(Items listed in a dataset)
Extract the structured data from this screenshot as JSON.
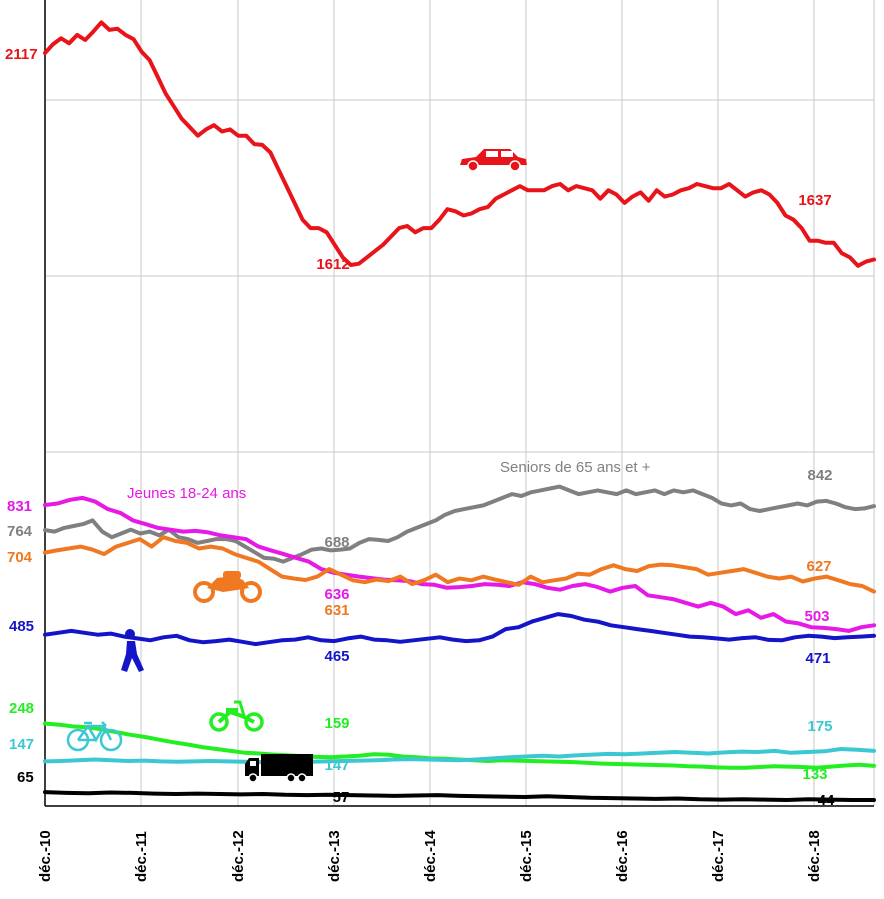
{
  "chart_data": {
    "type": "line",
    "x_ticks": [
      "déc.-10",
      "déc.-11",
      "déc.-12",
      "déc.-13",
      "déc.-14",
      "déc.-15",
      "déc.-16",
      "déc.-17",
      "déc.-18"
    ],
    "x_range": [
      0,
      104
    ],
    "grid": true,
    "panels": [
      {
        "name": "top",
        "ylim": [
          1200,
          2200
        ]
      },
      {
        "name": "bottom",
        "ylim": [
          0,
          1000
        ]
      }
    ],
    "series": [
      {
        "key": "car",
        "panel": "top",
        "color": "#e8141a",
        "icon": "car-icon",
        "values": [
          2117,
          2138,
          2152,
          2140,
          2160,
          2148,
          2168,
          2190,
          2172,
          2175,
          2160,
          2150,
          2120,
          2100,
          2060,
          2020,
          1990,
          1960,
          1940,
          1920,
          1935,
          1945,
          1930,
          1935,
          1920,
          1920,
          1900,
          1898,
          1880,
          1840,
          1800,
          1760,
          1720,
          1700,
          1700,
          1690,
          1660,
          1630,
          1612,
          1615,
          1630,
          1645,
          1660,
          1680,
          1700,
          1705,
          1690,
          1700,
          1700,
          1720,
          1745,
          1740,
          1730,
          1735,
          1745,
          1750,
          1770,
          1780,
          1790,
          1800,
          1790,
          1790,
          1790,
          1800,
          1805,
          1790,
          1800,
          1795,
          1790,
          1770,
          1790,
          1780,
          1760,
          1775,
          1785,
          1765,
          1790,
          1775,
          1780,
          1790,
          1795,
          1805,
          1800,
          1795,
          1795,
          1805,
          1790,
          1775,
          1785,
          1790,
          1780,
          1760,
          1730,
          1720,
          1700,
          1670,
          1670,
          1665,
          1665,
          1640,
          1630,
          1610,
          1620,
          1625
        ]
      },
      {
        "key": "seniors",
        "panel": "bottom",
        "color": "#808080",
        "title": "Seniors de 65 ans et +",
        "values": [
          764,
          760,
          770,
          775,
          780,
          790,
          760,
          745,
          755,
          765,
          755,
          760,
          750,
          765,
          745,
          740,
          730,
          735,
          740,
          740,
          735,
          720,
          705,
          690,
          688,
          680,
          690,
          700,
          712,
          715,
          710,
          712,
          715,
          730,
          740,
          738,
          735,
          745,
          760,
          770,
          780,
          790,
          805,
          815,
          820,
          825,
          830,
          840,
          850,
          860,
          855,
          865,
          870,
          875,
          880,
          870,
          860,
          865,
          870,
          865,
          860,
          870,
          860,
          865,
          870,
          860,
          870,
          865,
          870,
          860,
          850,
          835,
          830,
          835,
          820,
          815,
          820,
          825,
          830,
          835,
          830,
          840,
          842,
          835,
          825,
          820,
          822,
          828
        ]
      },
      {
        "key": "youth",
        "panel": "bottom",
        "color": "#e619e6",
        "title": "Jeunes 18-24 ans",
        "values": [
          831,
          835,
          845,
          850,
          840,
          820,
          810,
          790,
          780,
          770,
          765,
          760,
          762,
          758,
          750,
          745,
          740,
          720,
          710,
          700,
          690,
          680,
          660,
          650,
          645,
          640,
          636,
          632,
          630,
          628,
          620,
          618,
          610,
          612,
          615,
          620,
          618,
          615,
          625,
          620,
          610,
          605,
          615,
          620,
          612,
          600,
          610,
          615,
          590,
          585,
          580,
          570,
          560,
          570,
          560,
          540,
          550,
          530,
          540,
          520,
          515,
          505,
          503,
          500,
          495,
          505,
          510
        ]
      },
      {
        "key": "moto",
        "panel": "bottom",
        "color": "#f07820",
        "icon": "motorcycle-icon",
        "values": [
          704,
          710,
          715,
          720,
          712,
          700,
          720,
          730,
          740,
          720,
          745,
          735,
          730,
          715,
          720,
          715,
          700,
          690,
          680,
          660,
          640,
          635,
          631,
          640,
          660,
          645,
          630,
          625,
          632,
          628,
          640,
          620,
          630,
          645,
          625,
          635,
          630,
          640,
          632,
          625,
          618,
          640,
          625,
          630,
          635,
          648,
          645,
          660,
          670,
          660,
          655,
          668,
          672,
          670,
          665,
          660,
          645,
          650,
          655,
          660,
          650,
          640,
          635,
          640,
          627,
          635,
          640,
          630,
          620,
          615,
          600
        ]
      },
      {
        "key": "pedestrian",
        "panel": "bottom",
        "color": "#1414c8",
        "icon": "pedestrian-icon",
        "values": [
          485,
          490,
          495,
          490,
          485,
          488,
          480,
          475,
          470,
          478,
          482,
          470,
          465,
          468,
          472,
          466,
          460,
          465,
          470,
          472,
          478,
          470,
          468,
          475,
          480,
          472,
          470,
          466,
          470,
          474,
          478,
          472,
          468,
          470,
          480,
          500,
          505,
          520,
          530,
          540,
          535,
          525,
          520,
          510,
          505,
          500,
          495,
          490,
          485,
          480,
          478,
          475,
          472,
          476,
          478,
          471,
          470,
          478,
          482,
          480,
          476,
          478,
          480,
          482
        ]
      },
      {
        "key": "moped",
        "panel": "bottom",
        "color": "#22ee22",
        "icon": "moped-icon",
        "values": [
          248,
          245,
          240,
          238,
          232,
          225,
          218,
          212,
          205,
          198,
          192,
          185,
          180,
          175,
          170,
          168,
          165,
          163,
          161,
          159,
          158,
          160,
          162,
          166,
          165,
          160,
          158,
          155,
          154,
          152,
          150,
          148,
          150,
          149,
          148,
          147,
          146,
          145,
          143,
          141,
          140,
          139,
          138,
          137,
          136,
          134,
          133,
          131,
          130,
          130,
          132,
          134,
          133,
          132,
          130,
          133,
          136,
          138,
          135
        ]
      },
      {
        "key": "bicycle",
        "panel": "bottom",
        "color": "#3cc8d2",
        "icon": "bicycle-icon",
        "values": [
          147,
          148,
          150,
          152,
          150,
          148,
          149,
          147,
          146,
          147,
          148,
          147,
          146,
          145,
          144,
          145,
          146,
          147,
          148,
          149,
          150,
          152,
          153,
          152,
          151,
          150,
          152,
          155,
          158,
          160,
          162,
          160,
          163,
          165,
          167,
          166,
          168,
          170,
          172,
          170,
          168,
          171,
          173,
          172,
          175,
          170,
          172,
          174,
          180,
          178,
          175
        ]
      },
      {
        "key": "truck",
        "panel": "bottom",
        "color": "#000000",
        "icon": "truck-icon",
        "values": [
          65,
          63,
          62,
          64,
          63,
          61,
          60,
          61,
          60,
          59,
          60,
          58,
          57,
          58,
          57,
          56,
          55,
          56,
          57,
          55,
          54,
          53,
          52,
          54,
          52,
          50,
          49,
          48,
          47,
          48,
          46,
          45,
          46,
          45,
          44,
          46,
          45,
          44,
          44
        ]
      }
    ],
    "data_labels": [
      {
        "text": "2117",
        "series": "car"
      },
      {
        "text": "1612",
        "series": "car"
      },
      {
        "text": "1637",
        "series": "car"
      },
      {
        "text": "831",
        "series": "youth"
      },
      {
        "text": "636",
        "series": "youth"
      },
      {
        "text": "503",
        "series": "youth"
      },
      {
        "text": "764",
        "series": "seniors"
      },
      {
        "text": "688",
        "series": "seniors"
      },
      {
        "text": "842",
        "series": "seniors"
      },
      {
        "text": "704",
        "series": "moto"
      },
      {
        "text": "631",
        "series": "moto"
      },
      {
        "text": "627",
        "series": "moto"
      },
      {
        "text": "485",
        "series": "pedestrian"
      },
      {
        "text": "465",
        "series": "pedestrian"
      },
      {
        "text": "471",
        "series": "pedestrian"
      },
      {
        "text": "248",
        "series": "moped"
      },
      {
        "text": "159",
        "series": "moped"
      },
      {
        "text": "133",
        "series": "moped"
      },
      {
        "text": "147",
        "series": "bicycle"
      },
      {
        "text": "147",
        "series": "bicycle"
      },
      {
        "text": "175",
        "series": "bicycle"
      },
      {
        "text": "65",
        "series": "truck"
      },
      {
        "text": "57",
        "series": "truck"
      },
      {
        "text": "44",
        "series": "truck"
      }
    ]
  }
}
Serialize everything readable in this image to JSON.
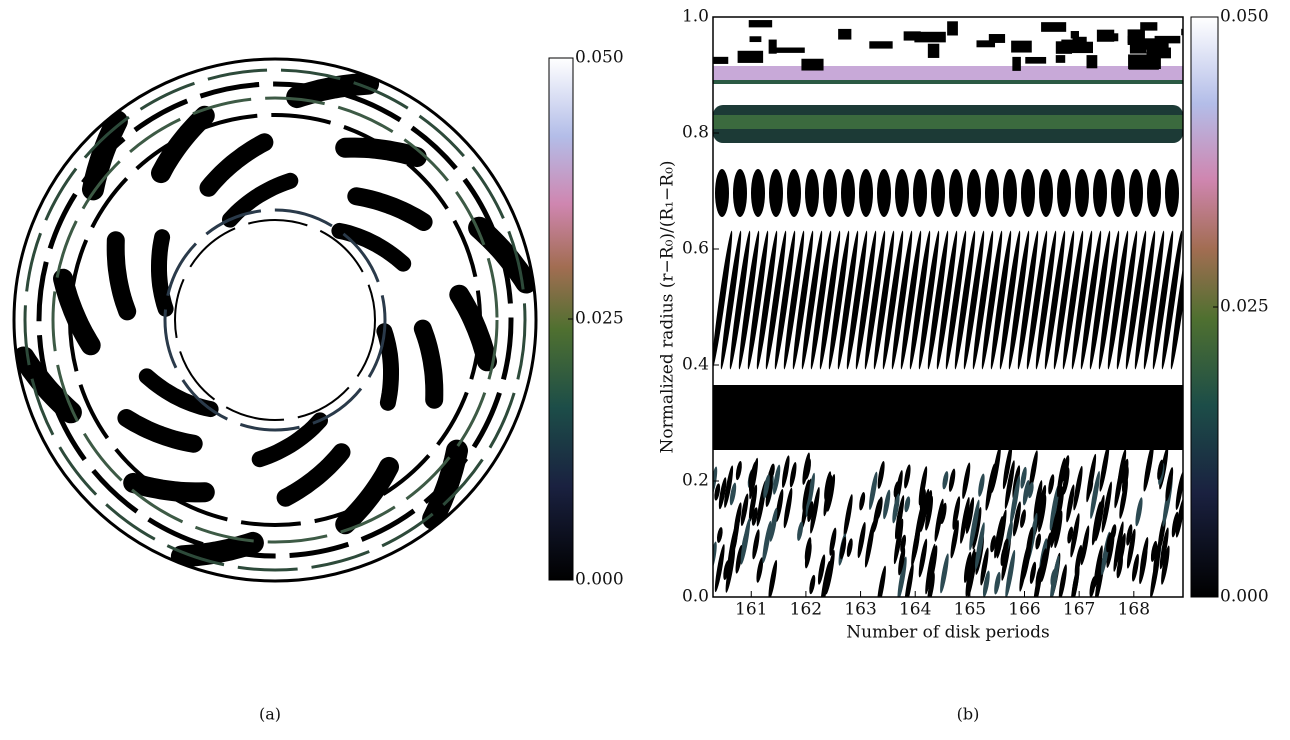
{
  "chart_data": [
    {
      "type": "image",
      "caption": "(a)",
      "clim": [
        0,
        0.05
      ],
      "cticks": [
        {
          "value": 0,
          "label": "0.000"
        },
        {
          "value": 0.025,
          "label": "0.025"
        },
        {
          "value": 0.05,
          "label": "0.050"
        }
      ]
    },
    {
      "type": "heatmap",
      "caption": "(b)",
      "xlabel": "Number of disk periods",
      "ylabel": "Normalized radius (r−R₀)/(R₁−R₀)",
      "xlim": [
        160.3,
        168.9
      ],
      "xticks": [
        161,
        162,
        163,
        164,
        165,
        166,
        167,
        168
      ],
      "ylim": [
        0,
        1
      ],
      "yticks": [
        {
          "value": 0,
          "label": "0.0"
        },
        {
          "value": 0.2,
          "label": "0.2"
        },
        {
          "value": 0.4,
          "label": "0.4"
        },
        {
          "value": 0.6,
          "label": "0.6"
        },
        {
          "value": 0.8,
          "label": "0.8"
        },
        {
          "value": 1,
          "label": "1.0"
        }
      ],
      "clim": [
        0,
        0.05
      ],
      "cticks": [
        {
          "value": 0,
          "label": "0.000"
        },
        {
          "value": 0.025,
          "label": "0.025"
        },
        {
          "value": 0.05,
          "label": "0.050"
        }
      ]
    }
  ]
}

Stated exercise: From the entries above, select each line containing the string "JSON".

Result of the exercise:
Extract the structured data from this screenshot as JSON.
Serialize everything readable in this image to JSON.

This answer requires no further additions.